Given request A:
Reproduce lines 1 through 7 of the entries verbatim, from the start of the entries through the line that contains "clip-card[interactable]: Board view", inclusive.

Supplied text:
-------------------------

Ferenc Nemeth – Triumph

Triumph has many meanings from the small things in our life to the most meaningful achievements. As we live our lives, we constantly affirm our aspirations as well as we overcoming obstacles. Triumph is a celebration of all that and more. The title of the CD represents Ferenc’s hopes for a future where individuals can reach their highest potentials and the collective mass of humanity work together as a unified hope.

Ferenc explains; “Triumph also represents my personal experiences, the many things that I’ve been through in my life. Coming from a small village (1000 people), moving out of my parents’ house at age 14, trying to practice and learn everything while everyone around me is trying to convince that by playing music I will not make a living, moving to a big city, learning to adjust to different communities, being bullied, fighting for my rights as an artist on my own and in a different country, getting recognized and being accepted as a foreigner, losing friends and family, going through hardships. All this and of course many beautiful things like meeting new people, new friends, mentors, traveling, see the world opening in front of you, loving and being loved, experiencing the many wonders that life gives us and celebrating life itself.”

-------------------------

Task material:
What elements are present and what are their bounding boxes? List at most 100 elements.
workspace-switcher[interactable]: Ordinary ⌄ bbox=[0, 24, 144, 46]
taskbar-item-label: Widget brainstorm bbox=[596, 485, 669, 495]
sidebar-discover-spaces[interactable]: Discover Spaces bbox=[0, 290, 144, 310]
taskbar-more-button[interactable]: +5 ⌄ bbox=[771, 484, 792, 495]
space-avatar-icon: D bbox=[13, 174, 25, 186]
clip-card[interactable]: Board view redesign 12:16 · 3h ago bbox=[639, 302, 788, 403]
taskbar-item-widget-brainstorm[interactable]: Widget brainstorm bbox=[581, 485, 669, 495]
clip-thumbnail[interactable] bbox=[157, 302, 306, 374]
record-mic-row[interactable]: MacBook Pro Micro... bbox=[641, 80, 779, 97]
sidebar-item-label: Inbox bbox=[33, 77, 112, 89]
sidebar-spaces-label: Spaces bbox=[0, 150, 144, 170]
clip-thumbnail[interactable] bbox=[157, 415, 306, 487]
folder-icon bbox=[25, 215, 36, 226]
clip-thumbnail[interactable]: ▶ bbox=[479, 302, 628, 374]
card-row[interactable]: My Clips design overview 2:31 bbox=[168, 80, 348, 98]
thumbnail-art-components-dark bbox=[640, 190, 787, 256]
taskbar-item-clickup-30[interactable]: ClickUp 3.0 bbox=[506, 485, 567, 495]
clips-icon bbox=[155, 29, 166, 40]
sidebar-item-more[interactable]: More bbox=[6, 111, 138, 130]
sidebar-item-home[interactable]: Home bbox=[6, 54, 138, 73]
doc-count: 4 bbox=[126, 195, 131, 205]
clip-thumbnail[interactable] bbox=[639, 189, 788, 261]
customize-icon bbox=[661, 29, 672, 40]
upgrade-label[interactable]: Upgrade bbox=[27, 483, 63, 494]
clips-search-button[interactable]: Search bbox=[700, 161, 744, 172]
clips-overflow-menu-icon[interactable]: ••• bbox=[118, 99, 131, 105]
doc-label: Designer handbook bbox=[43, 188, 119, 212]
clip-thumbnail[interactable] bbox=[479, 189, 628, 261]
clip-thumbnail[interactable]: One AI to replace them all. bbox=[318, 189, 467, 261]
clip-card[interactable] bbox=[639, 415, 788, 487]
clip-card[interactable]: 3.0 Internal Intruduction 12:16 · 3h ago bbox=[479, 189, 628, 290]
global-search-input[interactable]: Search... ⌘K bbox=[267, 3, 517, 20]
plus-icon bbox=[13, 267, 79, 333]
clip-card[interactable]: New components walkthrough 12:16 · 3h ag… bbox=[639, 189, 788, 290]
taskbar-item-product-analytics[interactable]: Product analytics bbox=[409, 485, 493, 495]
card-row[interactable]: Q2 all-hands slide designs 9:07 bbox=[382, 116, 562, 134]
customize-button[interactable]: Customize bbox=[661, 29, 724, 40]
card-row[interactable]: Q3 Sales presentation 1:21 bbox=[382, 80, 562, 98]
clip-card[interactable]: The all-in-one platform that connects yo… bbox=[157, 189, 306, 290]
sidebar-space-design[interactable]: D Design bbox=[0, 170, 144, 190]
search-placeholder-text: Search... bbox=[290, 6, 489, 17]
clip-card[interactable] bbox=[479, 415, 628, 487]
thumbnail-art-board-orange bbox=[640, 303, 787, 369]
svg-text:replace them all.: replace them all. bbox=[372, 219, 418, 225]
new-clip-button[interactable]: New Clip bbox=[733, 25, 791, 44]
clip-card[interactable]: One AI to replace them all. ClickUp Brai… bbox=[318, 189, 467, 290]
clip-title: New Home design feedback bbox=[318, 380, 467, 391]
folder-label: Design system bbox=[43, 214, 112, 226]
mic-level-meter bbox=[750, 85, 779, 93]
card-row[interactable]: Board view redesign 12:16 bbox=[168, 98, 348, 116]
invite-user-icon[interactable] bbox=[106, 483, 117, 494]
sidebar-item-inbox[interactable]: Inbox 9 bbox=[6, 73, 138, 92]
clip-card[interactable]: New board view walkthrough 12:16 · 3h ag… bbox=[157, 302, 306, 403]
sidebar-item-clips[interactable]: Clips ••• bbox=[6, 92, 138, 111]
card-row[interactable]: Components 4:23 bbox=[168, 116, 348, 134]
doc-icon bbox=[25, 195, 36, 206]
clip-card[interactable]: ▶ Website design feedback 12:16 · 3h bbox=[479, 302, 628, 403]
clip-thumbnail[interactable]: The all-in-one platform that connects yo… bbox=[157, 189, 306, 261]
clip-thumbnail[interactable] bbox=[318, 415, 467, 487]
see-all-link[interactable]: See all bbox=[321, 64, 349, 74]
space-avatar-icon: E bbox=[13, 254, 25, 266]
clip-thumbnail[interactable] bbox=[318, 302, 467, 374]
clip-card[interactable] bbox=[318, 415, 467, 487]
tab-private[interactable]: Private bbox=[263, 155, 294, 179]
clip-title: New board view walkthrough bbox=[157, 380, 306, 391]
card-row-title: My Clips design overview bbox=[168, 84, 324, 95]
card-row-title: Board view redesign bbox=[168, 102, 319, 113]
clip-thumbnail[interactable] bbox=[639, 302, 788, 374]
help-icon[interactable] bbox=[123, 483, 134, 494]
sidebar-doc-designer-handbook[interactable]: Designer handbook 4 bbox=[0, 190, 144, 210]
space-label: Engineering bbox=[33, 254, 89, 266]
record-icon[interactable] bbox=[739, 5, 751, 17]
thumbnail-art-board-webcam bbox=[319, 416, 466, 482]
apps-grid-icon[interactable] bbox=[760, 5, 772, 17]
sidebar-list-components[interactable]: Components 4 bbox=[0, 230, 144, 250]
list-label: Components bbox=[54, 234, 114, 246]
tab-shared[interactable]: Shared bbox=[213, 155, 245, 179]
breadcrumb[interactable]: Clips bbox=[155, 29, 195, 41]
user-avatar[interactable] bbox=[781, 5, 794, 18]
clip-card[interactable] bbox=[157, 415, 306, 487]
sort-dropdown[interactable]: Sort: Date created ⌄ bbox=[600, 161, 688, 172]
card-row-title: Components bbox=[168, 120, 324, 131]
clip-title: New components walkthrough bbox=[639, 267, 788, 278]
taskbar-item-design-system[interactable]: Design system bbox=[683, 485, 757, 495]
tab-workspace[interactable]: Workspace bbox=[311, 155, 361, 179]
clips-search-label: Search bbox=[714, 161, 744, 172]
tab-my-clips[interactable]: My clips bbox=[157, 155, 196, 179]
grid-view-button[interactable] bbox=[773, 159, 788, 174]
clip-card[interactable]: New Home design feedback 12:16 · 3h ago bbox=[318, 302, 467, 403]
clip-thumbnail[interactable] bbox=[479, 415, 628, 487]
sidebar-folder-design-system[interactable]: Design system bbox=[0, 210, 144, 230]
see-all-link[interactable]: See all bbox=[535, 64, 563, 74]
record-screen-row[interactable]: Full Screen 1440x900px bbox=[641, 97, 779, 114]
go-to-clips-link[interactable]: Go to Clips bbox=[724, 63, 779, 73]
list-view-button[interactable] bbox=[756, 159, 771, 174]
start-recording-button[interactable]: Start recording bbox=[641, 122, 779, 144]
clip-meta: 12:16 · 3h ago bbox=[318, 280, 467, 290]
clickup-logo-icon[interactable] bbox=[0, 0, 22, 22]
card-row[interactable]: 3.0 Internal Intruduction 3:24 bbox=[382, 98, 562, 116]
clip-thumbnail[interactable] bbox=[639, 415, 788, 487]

-------------------------

Given request B:
In the text about the album Triumph, which kinds of people does Ferenc name as ones he has met? List them all.

Finished answer A:
What elements are present and what are their bounding boxes? List at most 100 elements.
workspace-switcher[interactable]: Ordinary ⌄ bbox=[0, 24, 144, 46]
taskbar-item-label: Widget brainstorm bbox=[596, 485, 669, 495]
sidebar-discover-spaces[interactable]: Discover Spaces bbox=[0, 290, 144, 310]
taskbar-more-button[interactable]: +5 ⌄ bbox=[771, 484, 792, 495]
space-avatar-icon: D bbox=[13, 174, 25, 186]
clip-card[interactable]: Board view redesign 12:16 · 3h ago bbox=[639, 302, 788, 403]

Finished answer B:
- New people
- New friends
- Mentors